Problem to work on:
Search the material and gather each line with "нянь" in it.

-------------------------

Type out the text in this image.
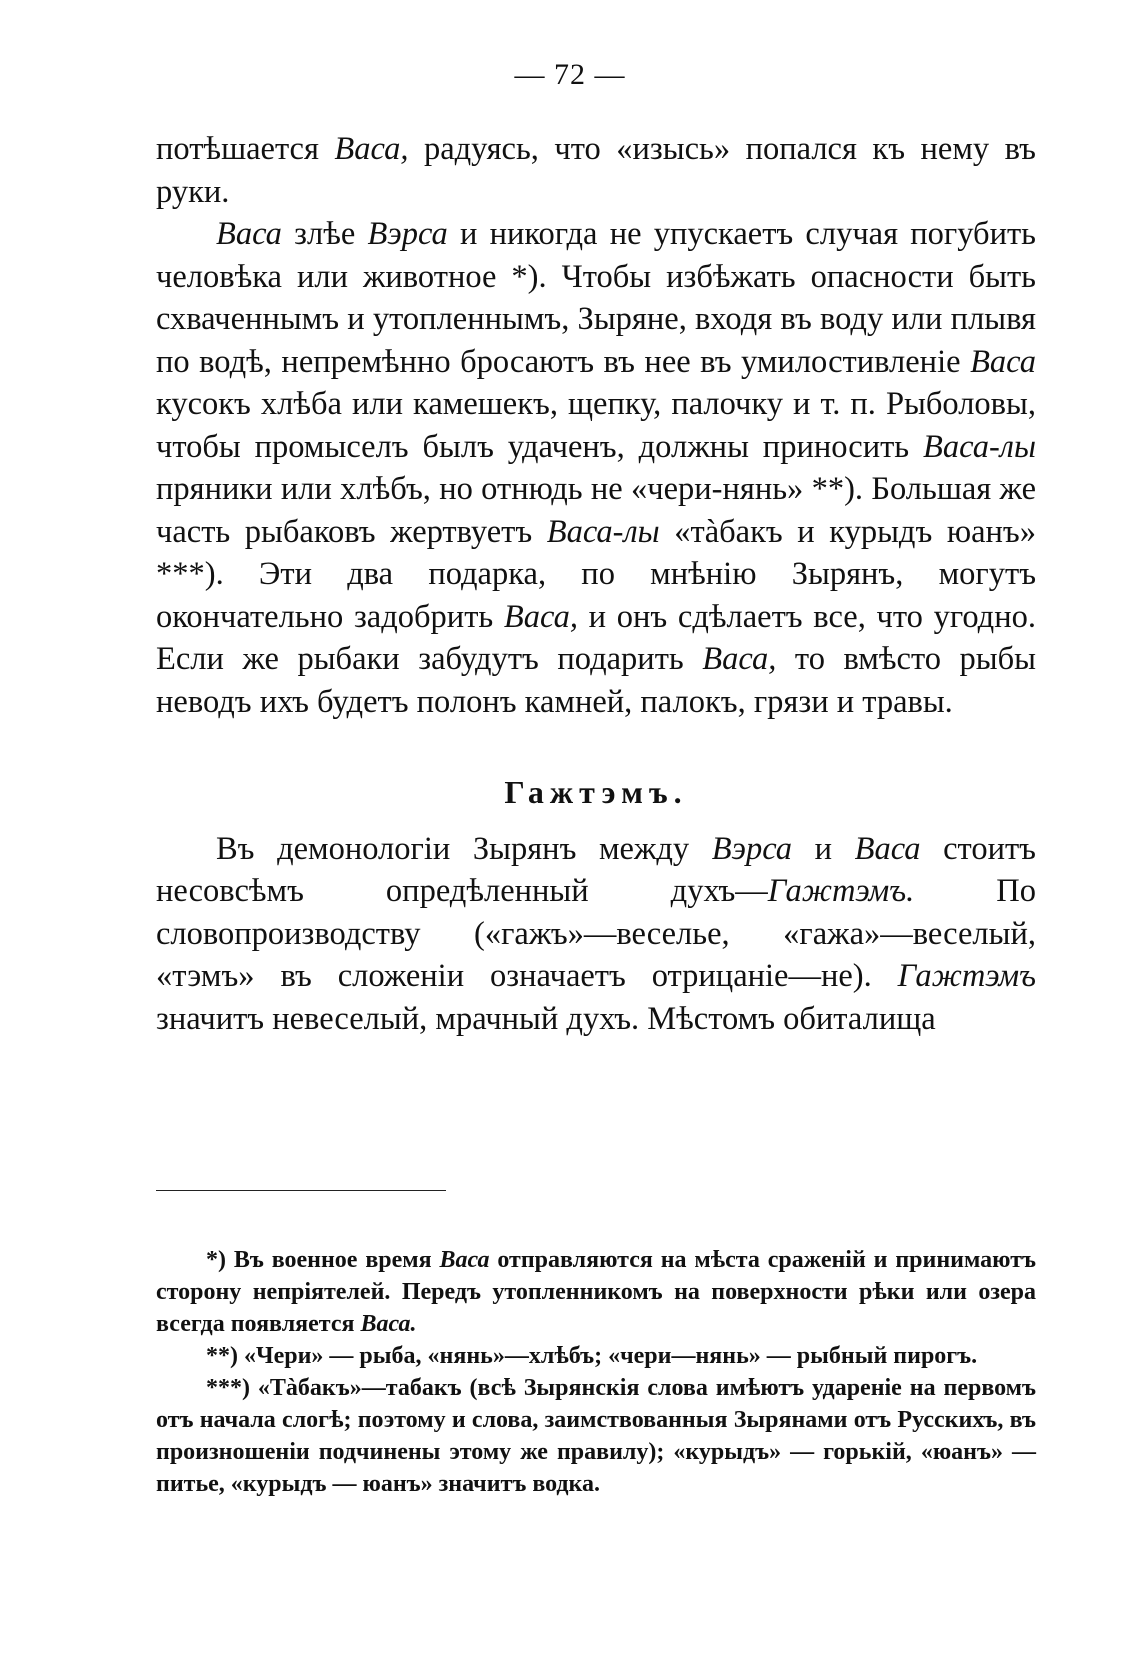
— 72 —

потѣшается Васа, радуясь, что «изысь» попался къ нему въ руки.

Васа злѣе Вэрса и никогда не упускаетъ случая погубить человѣка или животное *). Чтобы избѣжать опасности быть схваченнымъ и утопленнымъ, Зыряне, входя въ воду или плывя по водѣ, непремѣнно бросаютъ въ нее въ умилостивленіе Васа кусокъ хлѣба или камешекъ, щепку, палочку и т. п. Рыболовы, чтобы промыселъ былъ удаченъ, должны приносить Васа-лы пряники или хлѣбъ, но отнюдь не «чери-нянь» **). Большая же часть рыбаковъ жертвуетъ Васа-лы «тàбакъ и курыдъ юанъ» ***). Эти два подарка, по мнѣнію Зырянъ, могутъ окончательно задобрить Васа, и онъ сдѣлаетъ все, что угодно. Если же рыбаки забудутъ подарить Васа, то вмѣсто рыбы неводъ ихъ будетъ полонъ камней, палокъ, грязи и травы.

Гажтэмъ.

Въ демонологіи Зырянъ между Вэрса и Васа стоитъ несовсѣмъ опредѣленный духъ—Гажтэмъ. По словопроизводству («гажъ»—веселье, «гажа»—веселый, «тэмъ» въ сложеніи означаетъ отрицаніе—не). Гажтэмъ значитъ невеселый, мрачный духъ. Мѣстомъ обиталища

*) Въ военное время Васа отправляются на мѣста сраженій и принимаютъ сторону непріятелей. Передъ утопленникомъ на поверхности рѣки или озера всегда появляется Васа.

**) «Чери» — рыба, «нянь»—хлѣбъ; «чери—нянь» — рыбный пирогъ.

***) «Тàбакъ»—табакъ (всѣ Зырянскія слова имѣютъ удареніе на первомъ отъ начала слогѣ; поэтому и слова, заимствованныя Зырянами отъ Русскихъ, въ произношеніи подчинены этому же правилу); «курыдъ» — горькій, «юанъ» — питье, «курыдъ — юанъ» значитъ водка.
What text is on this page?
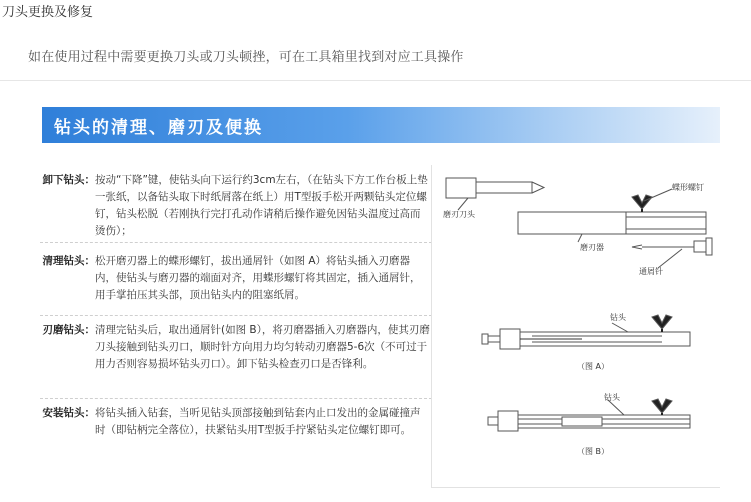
刀头更换及修复
如在使用过程中需要更换刀头或刀头顿挫，可在工具箱里找到对应工具操作
钻头的清理、磨刃及便换
卸下钻头： 按动“下降”键，使钻头向下运行约3cm左右，（在钻头下方工作台板上垫一张纸，以备钻头取下时纸屑落在纸上）用T型扳手松开两颗钻头定位螺钉，钻头松脱（若刚执行完打孔动作请稍后操作避免因钻头温度过高而烫伤）；
清理钻头： 松开磨刃器上的蝶形螺钉，拔出通屑针（如图 A）将钻头插入刃磨器内，使钻头与磨刃器的端面对齐，用蝶形螺钉将其固定，插入通屑针，用手掌拍压其头部，顶出钻头内的阻塞纸屑。
刃磨钻头： 清理完钻头后，取出通屑针(如图 B），将刃磨器插入刃磨器内，使其刃磨刀头接触到钻头刃口，顺时针方向用力均匀转动刃磨器5-6次（不可过于用力否则容易损坏钻头刃口）。卸下钻头检查刃口是否锋利。
安装钻头： 将钻头插入钻套，当听见钻头顶部接触到钻套内止口发出的金属碰撞声时（即钻柄完全落位），扶紧钻头用T型扳手拧紧钻头定位螺钉即可。
磨刃刀头
蝶形螺钉
磨刃器
通屑针
钻头
（图 A）
钻头
（图 B）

-------------------------

Full answer:
Васа злѣе Вэрса и никогда не упускаетъ случая погубить человѣка или животное *). Чтобы избѣжать опасности быть схваченнымъ и утопленнымъ, Зыряне, входя въ воду или плывя по водѣ, непремѣнно бросаютъ въ нее въ умилостивленіе Васа кусокъ хлѣба или камешекъ, щепку, палочку и т. п. Рыболовы, чтобы промыселъ былъ удаченъ, должны приносить Васа-лы пряники или хлѣбъ, но отнюдь не «чери-нянь» **). Большая же часть рыбаковъ жертвуетъ Васа-лы «тàбакъ и курыдъ юанъ» ***). Эти два подарка, по мнѣнію Зырянъ, могутъ окончательно задобрить Васа, и онъ сдѣлаетъ все, что угодно. Если же рыбаки забудутъ подарить Васа, то вмѣсто рыбы неводъ ихъ будетъ полонъ камней, палокъ, грязи и травы.
**) «Чери» — рыба, «нянь»—хлѣбъ; «чери—нянь» — рыбный пирогъ.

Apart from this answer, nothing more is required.